--- Written instruction ---
For each line that holds "text", copy the line out.

--- Data extract ---
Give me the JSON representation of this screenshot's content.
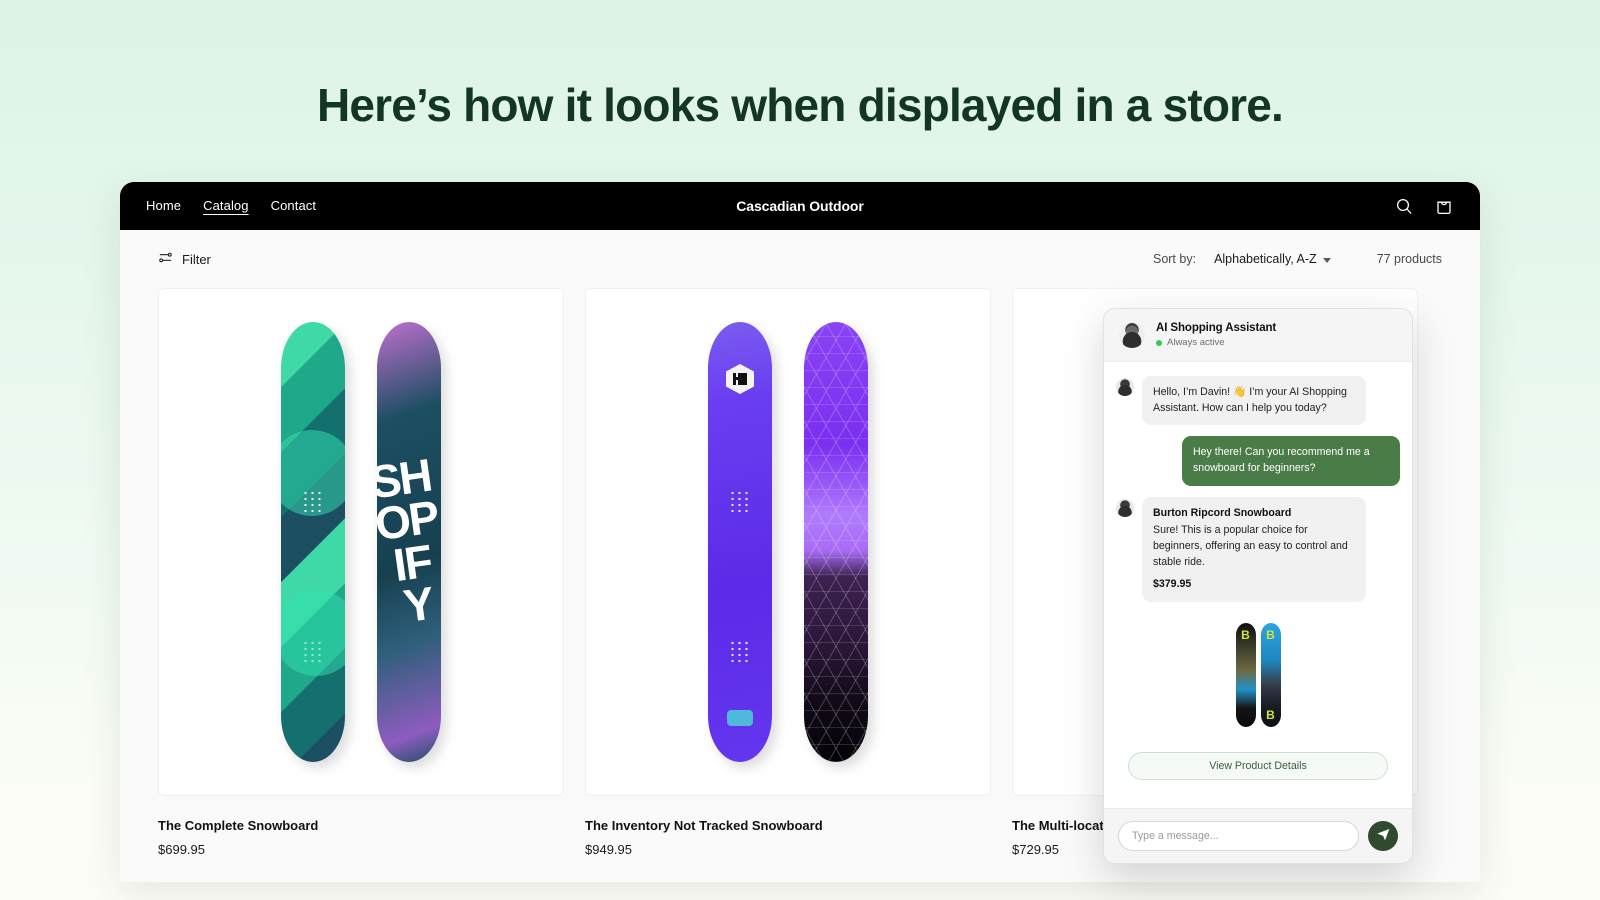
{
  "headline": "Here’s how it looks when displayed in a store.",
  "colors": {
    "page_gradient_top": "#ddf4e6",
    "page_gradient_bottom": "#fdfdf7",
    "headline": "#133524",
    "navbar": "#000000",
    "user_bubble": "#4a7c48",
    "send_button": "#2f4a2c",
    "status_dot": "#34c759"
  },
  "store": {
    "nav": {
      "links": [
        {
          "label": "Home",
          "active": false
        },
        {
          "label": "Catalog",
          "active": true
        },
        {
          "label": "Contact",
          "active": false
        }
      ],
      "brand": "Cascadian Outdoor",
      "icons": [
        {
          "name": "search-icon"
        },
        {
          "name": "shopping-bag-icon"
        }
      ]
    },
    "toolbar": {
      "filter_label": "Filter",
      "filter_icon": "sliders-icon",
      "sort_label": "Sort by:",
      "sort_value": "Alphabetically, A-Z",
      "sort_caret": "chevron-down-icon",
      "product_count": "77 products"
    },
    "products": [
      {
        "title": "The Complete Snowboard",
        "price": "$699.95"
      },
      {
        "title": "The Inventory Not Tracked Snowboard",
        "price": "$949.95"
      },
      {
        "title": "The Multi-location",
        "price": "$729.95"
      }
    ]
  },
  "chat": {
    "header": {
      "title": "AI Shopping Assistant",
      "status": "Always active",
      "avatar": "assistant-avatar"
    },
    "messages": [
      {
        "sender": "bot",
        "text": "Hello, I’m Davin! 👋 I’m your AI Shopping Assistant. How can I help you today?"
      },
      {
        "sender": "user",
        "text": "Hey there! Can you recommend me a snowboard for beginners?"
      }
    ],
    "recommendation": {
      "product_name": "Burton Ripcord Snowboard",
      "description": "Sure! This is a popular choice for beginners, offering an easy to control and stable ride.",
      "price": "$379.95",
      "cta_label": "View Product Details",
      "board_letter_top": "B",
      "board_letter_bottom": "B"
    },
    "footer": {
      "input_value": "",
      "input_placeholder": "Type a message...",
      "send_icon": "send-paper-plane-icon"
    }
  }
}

==

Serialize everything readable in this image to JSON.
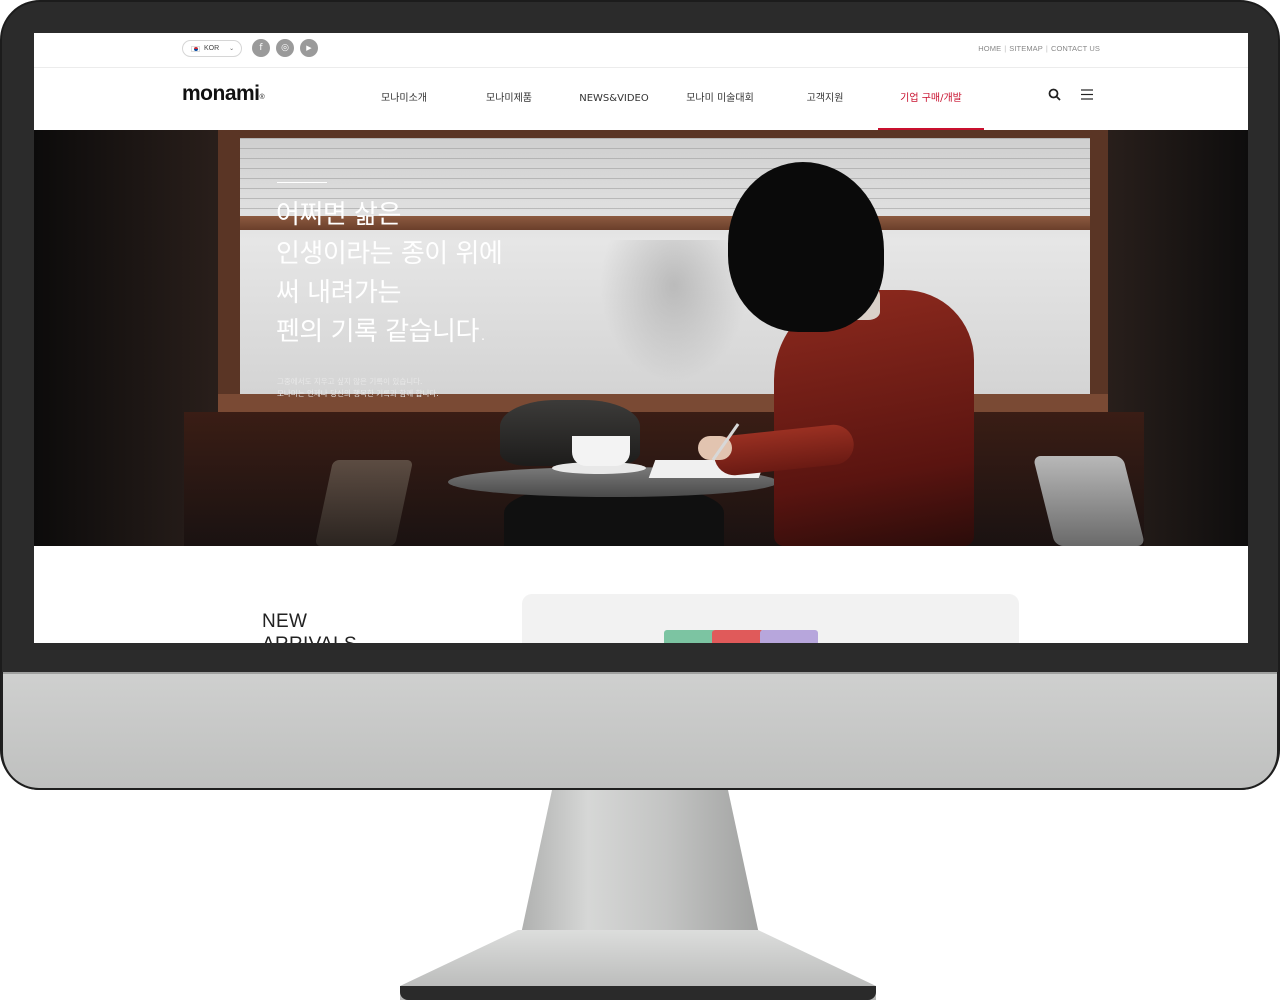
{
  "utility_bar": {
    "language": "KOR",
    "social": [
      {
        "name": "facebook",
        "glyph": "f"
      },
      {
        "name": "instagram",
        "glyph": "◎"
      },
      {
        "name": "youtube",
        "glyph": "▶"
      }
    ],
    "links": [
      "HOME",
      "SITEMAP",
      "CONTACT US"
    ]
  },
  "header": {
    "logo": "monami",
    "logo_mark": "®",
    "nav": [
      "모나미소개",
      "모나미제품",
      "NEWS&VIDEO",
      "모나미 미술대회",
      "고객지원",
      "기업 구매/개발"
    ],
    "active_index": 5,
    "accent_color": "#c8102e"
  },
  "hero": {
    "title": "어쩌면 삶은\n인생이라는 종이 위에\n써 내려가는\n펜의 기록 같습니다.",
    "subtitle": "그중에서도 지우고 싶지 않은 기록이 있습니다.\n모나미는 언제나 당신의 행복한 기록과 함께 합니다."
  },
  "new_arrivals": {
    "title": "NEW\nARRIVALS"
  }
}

--- Written response ---
        "text": "Hello, I’m Davin! 👋 I’m your AI Shopping Assistant. How can I help you today?"
        "text": "Hey there! Can you recommend me a snowboard for beginners?"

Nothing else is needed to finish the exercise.